■ **EXERCISES TO COMPLETE**
A) Please translate this sentence from the Comstock biography into Spanish: "He served as the editor-in-chief for the American Journal of Epidemiology."
B) Carry on writing the Comstock biography, starting right after its final sentence.

BEGIN TEXT UNDER STUDY

George Wills Comstock (January 7, 1915 – July 15, 2007) was a public health physician, epidemiologist, and educator. He was known for significant contributions to public health, specifically in the fields of micronutrient deficiencies, tuberculosis, and cardiovascular disease. He served as the editor-in-chief for the American Journal of Epidemiology.

Early life
Born in Niagara Falls, New York, on January 7, 1915, George W. Comstock was the son of metallurgical engineer George Frederick Comstock and Ella Gardner Wills Comstock. He graduated from Antioch College in 1937 with honors in biology and chemistry, originally planning on becoming a metallurgist. He ultimately decided to pursue medicine and graduated from Harvard Medical School with a doctor of medicine in 1941.

Career

Public Health Service
Comstock joined the U.S. Public Health Service in 1942 and served as a captain for 21 years. In this role, he ran the first trials of the BCG vaccine for tuberculosis in Georgia and Alabama (1947–1951), the findings of which were crucial to the decision not to implement this vaccine in the United States. It was also one of the first, if not the first, use of a cluster-randomized study design.

Public health education
He received a Master of Public Health from the University of Michigan School of Public Health (1951) and Doctorate of Public Health in Epidemiology from Johns Hopkins (1956). He subsequently joined the faculty at the Johns Hopkins University Bloomberg School of Public Health and taught there for more than 50 years.

END TEXT UNDER STUDY
BEGIN SUPPLIED MATERIAL

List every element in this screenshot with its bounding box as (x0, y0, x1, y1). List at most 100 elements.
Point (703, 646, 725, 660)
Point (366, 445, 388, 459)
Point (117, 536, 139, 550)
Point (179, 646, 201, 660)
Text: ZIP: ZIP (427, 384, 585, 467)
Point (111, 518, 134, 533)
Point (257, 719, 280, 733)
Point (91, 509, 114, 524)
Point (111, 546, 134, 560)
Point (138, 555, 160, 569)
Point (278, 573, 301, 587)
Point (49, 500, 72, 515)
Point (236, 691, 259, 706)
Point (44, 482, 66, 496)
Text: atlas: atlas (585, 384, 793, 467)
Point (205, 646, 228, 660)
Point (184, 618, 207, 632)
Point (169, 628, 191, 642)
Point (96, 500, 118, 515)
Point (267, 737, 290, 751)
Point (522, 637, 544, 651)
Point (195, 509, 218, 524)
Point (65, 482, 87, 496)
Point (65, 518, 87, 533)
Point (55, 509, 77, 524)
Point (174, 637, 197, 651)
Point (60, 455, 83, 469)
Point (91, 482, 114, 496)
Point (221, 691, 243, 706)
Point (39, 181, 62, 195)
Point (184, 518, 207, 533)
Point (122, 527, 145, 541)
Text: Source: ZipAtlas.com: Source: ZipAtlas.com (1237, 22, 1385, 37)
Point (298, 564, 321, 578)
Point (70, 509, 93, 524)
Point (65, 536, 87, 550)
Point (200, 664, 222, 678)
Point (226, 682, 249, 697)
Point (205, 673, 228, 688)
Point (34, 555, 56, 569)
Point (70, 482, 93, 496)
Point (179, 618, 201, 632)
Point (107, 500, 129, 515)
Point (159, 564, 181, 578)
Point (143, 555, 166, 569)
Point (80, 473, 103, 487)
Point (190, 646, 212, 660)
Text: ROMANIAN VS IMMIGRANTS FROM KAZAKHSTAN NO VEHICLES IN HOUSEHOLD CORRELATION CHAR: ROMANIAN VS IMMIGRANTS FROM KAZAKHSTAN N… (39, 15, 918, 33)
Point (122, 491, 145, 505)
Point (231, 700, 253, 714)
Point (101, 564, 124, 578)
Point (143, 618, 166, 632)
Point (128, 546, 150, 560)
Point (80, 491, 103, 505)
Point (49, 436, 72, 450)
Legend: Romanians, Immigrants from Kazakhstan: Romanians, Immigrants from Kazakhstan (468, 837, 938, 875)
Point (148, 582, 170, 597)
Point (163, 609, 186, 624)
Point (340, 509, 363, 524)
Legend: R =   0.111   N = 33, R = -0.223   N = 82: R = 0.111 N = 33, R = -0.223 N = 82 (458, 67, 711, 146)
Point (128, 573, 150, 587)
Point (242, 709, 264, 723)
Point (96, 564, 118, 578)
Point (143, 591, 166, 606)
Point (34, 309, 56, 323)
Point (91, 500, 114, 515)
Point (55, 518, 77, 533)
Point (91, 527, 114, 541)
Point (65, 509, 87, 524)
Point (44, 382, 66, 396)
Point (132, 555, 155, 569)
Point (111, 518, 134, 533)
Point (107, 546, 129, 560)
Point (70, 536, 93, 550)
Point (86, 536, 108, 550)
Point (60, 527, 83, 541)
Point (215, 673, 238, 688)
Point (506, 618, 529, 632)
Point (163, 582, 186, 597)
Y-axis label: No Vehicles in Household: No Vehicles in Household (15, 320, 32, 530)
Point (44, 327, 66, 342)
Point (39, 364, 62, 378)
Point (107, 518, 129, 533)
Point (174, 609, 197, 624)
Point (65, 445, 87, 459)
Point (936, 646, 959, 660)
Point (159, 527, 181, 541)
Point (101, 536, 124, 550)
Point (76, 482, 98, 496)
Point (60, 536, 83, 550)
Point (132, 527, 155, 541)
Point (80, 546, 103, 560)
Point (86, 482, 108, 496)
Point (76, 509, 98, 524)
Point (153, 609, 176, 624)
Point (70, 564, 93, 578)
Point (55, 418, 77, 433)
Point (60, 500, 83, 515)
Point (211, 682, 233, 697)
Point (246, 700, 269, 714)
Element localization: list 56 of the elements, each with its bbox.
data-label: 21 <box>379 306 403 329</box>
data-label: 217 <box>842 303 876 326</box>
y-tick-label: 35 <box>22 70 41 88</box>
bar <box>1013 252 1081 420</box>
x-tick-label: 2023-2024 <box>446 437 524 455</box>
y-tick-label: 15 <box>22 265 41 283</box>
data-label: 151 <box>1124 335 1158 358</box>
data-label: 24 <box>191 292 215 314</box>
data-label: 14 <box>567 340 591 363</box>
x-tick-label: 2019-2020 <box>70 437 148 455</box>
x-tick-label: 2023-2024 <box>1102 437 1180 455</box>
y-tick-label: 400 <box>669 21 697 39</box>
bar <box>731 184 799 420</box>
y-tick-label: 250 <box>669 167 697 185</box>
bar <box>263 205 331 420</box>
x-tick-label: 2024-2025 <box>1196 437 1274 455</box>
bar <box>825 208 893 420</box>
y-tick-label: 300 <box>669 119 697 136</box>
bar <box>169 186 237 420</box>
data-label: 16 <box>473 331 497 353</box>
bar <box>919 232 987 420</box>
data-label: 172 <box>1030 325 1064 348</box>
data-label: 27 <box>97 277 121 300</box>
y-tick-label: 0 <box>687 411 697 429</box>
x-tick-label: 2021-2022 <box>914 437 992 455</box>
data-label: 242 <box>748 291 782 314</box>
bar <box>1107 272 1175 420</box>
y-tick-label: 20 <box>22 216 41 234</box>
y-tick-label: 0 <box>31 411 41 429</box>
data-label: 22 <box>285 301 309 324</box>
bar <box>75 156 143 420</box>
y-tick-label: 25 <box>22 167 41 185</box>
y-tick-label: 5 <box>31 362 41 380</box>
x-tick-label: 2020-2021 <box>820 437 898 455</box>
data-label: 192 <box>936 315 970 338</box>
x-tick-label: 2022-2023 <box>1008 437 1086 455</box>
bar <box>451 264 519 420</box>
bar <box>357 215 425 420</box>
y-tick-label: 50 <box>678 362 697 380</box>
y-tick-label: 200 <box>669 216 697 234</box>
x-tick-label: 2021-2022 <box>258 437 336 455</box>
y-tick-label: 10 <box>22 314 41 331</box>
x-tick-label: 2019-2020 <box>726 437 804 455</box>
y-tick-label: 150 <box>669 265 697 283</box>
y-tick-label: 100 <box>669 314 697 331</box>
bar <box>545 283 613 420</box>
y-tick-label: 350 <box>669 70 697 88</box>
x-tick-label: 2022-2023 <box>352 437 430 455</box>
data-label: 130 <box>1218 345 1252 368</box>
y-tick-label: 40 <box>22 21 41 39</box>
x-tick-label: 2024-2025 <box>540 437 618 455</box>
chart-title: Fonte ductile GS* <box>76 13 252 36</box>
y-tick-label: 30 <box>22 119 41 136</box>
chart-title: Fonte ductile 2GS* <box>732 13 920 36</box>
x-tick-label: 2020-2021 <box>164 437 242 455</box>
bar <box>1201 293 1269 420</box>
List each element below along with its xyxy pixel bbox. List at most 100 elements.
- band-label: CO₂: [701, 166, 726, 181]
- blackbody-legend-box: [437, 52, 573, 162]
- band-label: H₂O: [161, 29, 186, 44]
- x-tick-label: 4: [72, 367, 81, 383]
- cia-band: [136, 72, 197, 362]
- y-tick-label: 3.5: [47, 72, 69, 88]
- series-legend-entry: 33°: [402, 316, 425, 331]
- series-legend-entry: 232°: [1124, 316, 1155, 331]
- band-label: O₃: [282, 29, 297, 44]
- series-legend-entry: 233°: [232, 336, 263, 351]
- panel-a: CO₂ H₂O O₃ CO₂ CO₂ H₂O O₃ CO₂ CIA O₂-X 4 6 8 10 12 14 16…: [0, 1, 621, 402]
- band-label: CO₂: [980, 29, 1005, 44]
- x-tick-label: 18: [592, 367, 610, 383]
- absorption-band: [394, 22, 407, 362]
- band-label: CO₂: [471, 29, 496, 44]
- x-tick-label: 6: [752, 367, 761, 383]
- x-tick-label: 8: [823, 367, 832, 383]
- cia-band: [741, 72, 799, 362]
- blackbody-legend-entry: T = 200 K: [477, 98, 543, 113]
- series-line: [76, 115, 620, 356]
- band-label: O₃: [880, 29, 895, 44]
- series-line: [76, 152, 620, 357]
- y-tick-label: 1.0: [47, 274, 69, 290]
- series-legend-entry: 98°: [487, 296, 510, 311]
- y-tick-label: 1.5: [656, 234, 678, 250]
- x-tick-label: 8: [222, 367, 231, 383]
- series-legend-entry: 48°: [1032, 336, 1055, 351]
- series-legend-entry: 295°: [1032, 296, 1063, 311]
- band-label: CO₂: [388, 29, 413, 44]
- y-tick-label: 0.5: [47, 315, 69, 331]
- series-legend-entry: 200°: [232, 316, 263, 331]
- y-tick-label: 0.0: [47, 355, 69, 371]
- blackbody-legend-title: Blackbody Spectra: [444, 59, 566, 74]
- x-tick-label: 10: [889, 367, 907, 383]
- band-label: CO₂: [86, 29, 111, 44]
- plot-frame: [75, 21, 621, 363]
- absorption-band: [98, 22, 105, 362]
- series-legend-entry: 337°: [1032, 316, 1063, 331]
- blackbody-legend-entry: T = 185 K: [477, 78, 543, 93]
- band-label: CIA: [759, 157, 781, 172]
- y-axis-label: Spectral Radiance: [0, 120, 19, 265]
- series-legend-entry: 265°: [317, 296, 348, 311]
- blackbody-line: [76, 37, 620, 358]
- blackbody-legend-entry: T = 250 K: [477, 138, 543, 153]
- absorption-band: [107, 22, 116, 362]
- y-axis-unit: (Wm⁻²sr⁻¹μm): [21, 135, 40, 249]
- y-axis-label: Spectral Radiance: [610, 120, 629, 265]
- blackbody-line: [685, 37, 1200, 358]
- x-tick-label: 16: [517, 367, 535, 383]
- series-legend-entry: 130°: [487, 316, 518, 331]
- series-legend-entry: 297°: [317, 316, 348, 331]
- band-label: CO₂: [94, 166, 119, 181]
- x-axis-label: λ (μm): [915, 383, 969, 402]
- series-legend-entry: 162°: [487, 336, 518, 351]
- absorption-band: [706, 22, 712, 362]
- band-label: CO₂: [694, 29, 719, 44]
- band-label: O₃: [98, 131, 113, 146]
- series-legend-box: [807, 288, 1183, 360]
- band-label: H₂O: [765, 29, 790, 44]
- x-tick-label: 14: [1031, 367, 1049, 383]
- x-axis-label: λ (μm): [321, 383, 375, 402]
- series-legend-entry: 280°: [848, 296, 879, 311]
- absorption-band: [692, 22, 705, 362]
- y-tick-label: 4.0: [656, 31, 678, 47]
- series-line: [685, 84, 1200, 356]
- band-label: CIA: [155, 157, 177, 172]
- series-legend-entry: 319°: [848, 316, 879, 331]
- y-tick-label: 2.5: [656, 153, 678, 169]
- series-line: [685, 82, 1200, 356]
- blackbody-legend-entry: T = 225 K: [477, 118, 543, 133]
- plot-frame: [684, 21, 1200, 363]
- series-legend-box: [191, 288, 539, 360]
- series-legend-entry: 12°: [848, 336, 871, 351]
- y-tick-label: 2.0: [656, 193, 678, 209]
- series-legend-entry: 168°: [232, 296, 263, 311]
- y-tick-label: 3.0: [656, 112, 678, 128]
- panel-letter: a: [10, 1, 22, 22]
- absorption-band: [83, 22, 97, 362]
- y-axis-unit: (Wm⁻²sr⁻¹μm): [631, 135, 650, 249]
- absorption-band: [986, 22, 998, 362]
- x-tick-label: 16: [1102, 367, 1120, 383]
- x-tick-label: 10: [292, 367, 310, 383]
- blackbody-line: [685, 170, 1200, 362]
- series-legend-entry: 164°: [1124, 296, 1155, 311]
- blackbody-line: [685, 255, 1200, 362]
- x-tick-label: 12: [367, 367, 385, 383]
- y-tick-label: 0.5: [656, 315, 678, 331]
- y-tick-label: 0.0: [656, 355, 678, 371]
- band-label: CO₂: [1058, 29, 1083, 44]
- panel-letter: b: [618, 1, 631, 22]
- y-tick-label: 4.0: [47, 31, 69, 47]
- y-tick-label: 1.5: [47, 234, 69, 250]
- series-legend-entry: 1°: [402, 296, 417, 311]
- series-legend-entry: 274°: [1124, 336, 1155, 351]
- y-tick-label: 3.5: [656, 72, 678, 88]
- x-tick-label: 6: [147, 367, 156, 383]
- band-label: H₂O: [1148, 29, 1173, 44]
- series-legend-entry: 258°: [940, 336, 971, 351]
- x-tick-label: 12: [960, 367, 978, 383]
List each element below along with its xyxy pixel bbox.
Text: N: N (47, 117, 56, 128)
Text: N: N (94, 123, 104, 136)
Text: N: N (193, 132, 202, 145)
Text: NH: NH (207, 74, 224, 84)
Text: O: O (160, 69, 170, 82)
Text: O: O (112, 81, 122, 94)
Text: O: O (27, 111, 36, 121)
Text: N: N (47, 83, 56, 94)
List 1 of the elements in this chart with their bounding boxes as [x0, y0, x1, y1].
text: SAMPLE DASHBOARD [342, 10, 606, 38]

END SUPPLIED MATERIAL

■ **RESPONSES PER TASK**
A) Se desempeñó como editor en jefe del American Journal of Epidemiology.

B)
Tuberculosis treatment research
In 1957, he led research in Bethel, Alaska, estimating the high burden of tuberculosis and demonstrating the drug isoniazid's effectiveness in preventing the disease.

Community-based research
In 1962, Comstock founded the Johns Hopkins Training Center for Public Health Research and Prevention in Hagerstown, Maryland. During this time, together with Abraham Lilienfeld, he came up with the pioneering idea of using biologic samples in cohort studies.  For the next 42 years, Comstock oversaw community-based research studies on numerous diseases including cancer and heart disease, including the Cardiovascular Health Study (CHS), the Campaign Against Cancer and Stroke (CLUE I), the Campaign Against Cancer and Heart Disease (CLUE II), and the Atherosclerosis Risk in Communities (ARIC) study. He also may have conducted, the first case-cohort study reported in the literature, four decades ago, dealing with the relationships of maternal smoking to risks of neonatal and post-neonatal death.

American Journal of Epidemiology
Comstock also served as editor-in-chief of the American Journal of Epidemiology (AJE) from 1979 to 1988. He was subsequently the editor-in-chief, emeritus, from 1991 to 2007. Volume 167, issue 7 of AJE was dedicated entirely to Comstock following his death.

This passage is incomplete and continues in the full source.